## Selected extract:

`alignmentMask` and `roundUp/DownToAlignment` for `MemoryLayout`

When doing low-level memory manipulation, it's commonly necessary to align memory addresses. For this purpose, alignment masks (the alignment minus one) are often more efficient and useful than the alignment value itself, since it allows for efficient rounding up and down to the alignment by bit manipulation:

foo = foo & ~7 // round down to nearest 8-byte boundary
foo = (foo + 7) & ~7 // round up to nearest 8-byte boundary

It'd be nice if MemoryLayout provided access to the mask directly, along with alignment-rounding operations on Int, UInt, and UnsafeRawPointer:

extension MemoryLayout {
  var alignmentMask: Int { return alignment - 1 }

% for type in ['Int', 'UInt', 'UnsafeRawPointer', 'UnsafeMutableRawPointer']:
  func roundedUpToAlignment(_ value: ${type}) -> ${type} { ... }
  func roundedDownToAlignment(_ value: ${type}) -> ${type} { ... }

  // or maybe:
  func roundUpToAlignment(_ value: inout ${type}) { ... }
  func roundDownToAlignment(_ value: inout ${type}) { ... }
% end
}

I suppose one could argue that the integer rounding forms could be satisfied by a more general rounding API on Int (and in common cases the optimizer ought to clean up something like integer.rounded(downTo: 8) into bitwise arithmetic), but I think the operations on the pointer types would be particularly useful, since they currently otherwise require bouncing back and forth between integer bit pattern representations first.

Dataset entries:

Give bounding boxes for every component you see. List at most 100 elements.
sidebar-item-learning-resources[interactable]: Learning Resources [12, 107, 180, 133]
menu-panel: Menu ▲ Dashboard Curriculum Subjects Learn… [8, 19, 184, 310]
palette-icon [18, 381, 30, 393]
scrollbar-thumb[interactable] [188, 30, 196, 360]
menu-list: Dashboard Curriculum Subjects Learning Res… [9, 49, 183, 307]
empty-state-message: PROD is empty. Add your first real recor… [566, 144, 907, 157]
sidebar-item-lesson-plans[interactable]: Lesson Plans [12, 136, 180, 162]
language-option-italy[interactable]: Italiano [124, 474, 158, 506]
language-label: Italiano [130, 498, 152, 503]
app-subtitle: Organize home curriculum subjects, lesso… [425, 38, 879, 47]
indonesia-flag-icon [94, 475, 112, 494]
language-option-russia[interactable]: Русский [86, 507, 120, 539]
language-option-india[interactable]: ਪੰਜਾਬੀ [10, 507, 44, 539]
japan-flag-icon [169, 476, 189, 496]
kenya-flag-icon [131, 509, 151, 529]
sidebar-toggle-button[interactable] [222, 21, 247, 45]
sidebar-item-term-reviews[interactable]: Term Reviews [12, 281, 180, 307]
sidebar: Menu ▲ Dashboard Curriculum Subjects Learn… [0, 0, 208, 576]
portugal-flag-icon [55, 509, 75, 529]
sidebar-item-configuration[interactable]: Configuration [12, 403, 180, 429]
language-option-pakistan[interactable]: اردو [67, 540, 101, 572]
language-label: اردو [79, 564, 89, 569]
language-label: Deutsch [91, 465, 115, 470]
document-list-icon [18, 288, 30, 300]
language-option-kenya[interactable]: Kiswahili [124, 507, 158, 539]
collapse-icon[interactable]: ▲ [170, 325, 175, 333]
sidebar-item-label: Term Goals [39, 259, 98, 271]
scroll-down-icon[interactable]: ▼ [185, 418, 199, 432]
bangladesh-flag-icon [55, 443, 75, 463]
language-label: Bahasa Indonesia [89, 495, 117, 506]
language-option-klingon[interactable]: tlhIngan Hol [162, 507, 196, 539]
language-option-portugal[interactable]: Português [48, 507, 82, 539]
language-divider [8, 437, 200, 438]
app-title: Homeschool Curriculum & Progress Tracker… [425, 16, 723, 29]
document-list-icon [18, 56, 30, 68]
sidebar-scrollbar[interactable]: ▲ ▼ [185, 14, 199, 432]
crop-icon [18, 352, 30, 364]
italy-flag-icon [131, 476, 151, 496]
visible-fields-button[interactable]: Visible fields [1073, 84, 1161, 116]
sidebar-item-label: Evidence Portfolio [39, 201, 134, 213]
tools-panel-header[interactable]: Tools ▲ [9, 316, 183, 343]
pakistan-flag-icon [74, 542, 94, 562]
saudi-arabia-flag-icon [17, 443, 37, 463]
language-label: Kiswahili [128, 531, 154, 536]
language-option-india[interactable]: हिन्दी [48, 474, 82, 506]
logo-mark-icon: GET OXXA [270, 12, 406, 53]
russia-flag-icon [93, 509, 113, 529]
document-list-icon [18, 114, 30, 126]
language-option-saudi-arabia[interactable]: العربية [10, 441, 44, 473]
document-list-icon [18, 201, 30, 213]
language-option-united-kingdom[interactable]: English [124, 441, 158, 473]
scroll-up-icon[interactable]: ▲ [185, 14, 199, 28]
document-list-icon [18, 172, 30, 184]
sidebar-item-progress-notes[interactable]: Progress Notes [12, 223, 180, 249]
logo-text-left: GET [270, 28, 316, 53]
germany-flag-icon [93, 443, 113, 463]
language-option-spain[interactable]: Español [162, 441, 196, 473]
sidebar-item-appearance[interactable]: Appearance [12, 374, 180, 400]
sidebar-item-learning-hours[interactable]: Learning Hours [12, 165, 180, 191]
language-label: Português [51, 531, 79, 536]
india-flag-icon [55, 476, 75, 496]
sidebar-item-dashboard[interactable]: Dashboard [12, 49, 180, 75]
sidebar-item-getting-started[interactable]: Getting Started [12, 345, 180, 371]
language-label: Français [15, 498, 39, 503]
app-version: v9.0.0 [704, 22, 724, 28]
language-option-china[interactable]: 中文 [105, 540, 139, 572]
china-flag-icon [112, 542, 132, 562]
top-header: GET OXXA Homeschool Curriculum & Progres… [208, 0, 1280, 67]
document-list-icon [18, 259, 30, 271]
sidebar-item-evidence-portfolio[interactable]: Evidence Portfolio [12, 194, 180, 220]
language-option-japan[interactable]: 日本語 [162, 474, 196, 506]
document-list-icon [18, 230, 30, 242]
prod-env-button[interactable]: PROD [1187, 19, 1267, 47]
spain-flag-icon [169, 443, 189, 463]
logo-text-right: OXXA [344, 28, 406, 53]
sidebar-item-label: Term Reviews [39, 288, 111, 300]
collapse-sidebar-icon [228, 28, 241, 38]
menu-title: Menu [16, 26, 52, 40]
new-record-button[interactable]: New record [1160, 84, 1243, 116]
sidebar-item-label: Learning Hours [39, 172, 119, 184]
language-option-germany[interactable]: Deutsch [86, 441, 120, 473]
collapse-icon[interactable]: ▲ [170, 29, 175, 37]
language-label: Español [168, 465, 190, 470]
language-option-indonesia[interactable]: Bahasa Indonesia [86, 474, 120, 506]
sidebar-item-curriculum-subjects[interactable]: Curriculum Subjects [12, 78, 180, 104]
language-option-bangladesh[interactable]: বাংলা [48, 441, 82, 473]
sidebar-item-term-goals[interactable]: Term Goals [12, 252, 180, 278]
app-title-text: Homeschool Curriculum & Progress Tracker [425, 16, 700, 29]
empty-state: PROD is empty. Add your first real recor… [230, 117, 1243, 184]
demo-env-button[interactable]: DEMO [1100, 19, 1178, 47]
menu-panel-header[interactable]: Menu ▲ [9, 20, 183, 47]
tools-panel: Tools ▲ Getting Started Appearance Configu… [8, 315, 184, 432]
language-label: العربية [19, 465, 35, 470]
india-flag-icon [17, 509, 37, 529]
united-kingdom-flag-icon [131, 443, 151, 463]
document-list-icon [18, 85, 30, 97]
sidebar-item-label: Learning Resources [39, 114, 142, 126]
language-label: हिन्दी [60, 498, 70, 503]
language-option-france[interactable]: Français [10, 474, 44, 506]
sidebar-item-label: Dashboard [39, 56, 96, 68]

## Exercise instructions:
Copy out the entire MemoryLayout alignment text word for word, with nothing left out or changed. None of the rows is needed here.

## Result:
`alignmentMask` and `roundUp/DownToAlignment` for `MemoryLayout`

When doing low-level memory manipulation, it's commonly necessary to align memory addresses. For this purpose, alignment masks (the alignment minus one) are often more efficient and useful than the alignment value itself, since it allows for efficient rounding up and down to the alignment by bit manipulation:

foo = foo & ~7 // round down to nearest 8-byte boundary
foo = (foo + 7) & ~7 // round up to nearest 8-byte boundary

It'd be nice if MemoryLayout provided access to the mask directly, along with alignment-rounding operations on Int, UInt, and UnsafeRawPointer:

extension MemoryLayout {
  var alignmentMask: Int { return alignment - 1 }

% for type in ['Int', 'UInt', 'UnsafeRawPointer', 'UnsafeMutableRawPointer']:
  func roundedUpToAlignment(_ value: ${type}) -> ${type} { ... }
  func roundedDownToAlignment(_ value: ${type}) -> ${type} { ... }

  // or maybe:
  func roundUpToAlignment(_ value: inout ${type}) { ... }
  func roundDownToAlignment(_ value: inout ${type}) { ... }
% end
}

I suppose one could argue that the integer rounding forms could be satisfied by a more general rounding API on Int (and in common cases the optimizer ought to clean up something like integer.rounded(downTo: 8) into bitwise arithmetic), but I think the operations on the pointer types would be particularly useful, since they currently otherwise require bouncing back and forth between integer bit pattern representations first.